I would also check what happens if you add torch.cuda.synchronize() calls before each print just to rule out any possibility that temporary workspaces for convolutions are being counted in the memory usage. Additionally, if you are using checkpointing, then indeed some temporary activations would be garbage collected with their memory being reused which would free memory as @ptrblck suggested.

1 Like

I would also check what happens if you add torch.cuda.synchronize() calls before each print […]

@eqy First of all, many thanks for reading my post :slight_smile:!

I did, and I got the same result. I even tried adding torch.cuda.empty_cache before&after the synchronize() call, which is not included in the image below since no effect. This is the callback for the register_forward_hook.

Additionally, if you are using checkpointing, then […]

I’m happy that you mentioned checkpointing. Could you shed some light on how could I check this: Say I’ve divided my model into many Segments (are nn.Module), I want to know whether torch.utils.checkpoint will use some allocator(so far I only know there are two kinds: sync&async one) to reserve GPU memory for all nodes (e.g. build-in classes like nn.Conv2d, etc) of a Segment at once before it will forward them one-by-one. Otherwise, PyTorch might allocate the GPU memory before running each node, which seems unlikely as GPU memory allocation is expensive.

(Sorry for asking an additional question after the reply. My intention is to make my reply compact, and any insight into the question itself will help me a lot)

You can read the implementation of torch.utils.checkpoint directly here: torch.utils.checkpoint — PyTorch 2.0 documentation
(The sequential version will be in the same source file in case you are using that instead)
You will see that there is mostly nothing special about the checkpointing use case in the forward pass (especially with regard to calling an allocator explicitly or switching allocators), as the main difference is that it is running each checkpointed segment under a with torch.no_grad(): context. This context allows the intermediate forward activation(s) to be discarded within each segment rather than being saved for backward, which explains why the memory usage can increase and then decrease within a segment. If you check the memory usage at the beginning and end of each segment, rather than each layer, I believe you should see nondecreasing memory usage.

Simply put, if you have a model with layers A->B->C->D->E->F, and segments A->B->C, D->E->F, all checkpointing will do is discard the inputs and outputs of B and E when they are no longer needed after the forward pass (this is automatically done by putting A->B->C and D->E->F in the no-grad context), and recompute them by rerunning A->B and D->E when they are needed again in the backward pass.

> _Written instruction_
Please return, word for word, the part of the PyTorch checkpointing thread above that opens with the words containing "I’m happy that" and closes with "allocation is expensive.".

> _Dataset excerpt_

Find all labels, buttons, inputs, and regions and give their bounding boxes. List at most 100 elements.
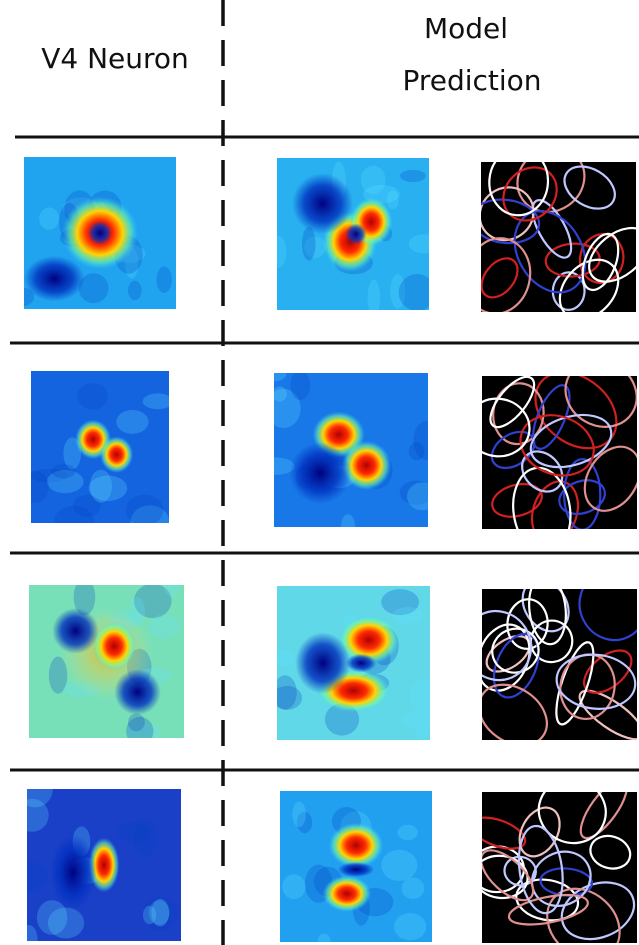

> _Correct response_
I’m happy that you mentioned checkpointing. Could you shed some light on how could I check this: Say I’ve divided my model into many Segments (are nn.Module), I want to know whether torch.utils.checkpoint will use some allocator(so far I only know there are two kinds: sync&async one) to reserve GPU memory for all nodes (e.g. build-in classes like nn.Conv2d, etc) of a Segment at once before it will forward them one-by-one. Otherwise, PyTorch might allocate the GPU memory before running each node, which seems unlikely as GPU memory allocation is expensive.